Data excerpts
___

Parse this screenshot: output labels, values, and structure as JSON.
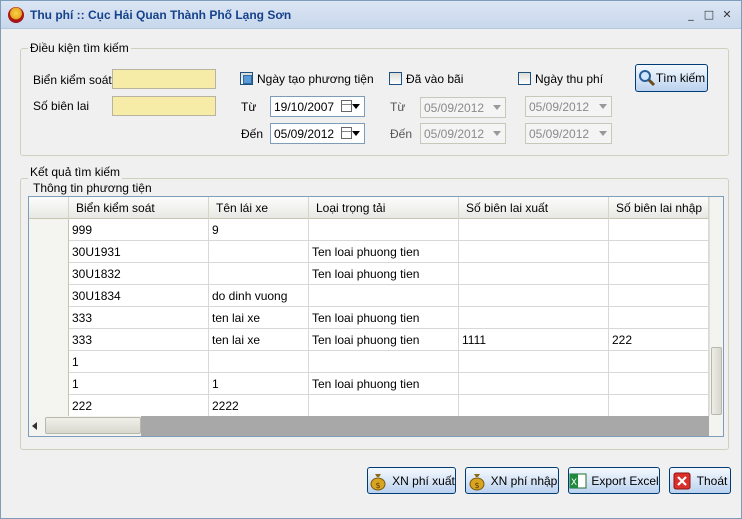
{
  "window": {
    "title": "Thu phí :: Cục Hải Quan Thành Phố Lạng Sơn",
    "min_icon": "minimize-icon",
    "max_icon": "maximize-icon",
    "close_icon": "close-icon"
  },
  "search": {
    "group_label": "Điều kiện tìm kiếm",
    "plate_label": "Biển kiểm soát",
    "plate_value": "",
    "receipt_label": "Số biên lai",
    "receipt_value": "",
    "created_label": "Ngày tạo phương tiện",
    "created_checked": true,
    "created_from_label": "Từ",
    "created_from": "19/10/2007",
    "created_to_label": "Đến",
    "created_to": "05/09/2012",
    "entered_label": "Đã vào bãi",
    "entered_checked": false,
    "entered_from_label": "Từ",
    "entered_from": "05/09/2012",
    "entered_to_label": "Đến",
    "entered_to": "05/09/2012",
    "fee_label": "Ngày thu phí",
    "fee_checked": false,
    "fee_from": "05/09/2012",
    "fee_to": "05/09/2012",
    "search_button": "Tìm kiếm"
  },
  "results": {
    "group_label": "Kết quả tìm kiếm",
    "subgroup_label": "Thông tin phương tiện",
    "columns": [
      "Biển kiểm soát",
      "Tên lái xe",
      "Loại trọng tải",
      "Số biên lai xuất",
      "Số biên lai nhập"
    ],
    "rows": [
      [
        "999",
        "9",
        "",
        "",
        ""
      ],
      [
        "30U1931",
        "",
        "Ten loai phuong tien",
        "",
        ""
      ],
      [
        "30U1832",
        "",
        "Ten loai phuong tien",
        "",
        ""
      ],
      [
        "30U1834",
        "do dinh vuong",
        "",
        "",
        ""
      ],
      [
        "333",
        "ten lai xe",
        "Ten loai phuong tien",
        "",
        ""
      ],
      [
        "333",
        "ten lai xe",
        "Ten loai phuong tien",
        "1111",
        "222"
      ],
      [
        "1",
        "",
        "",
        "",
        ""
      ],
      [
        "1",
        "1",
        "Ten loai phuong tien",
        "",
        ""
      ],
      [
        "222",
        "2222",
        "",
        "",
        ""
      ]
    ]
  },
  "actions": {
    "confirm_out": "XN phí xuất",
    "confirm_in": "XN phí nhập",
    "export": "Export Excel",
    "exit": "Thoát"
  }
}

___

# [What you are asked to do]
Copy out the lines in which the string "Ngày" appears.

# [The reply]
    "created_label": "Ngày tạo phương tiện",
    "fee_label": "Ngày thu phí",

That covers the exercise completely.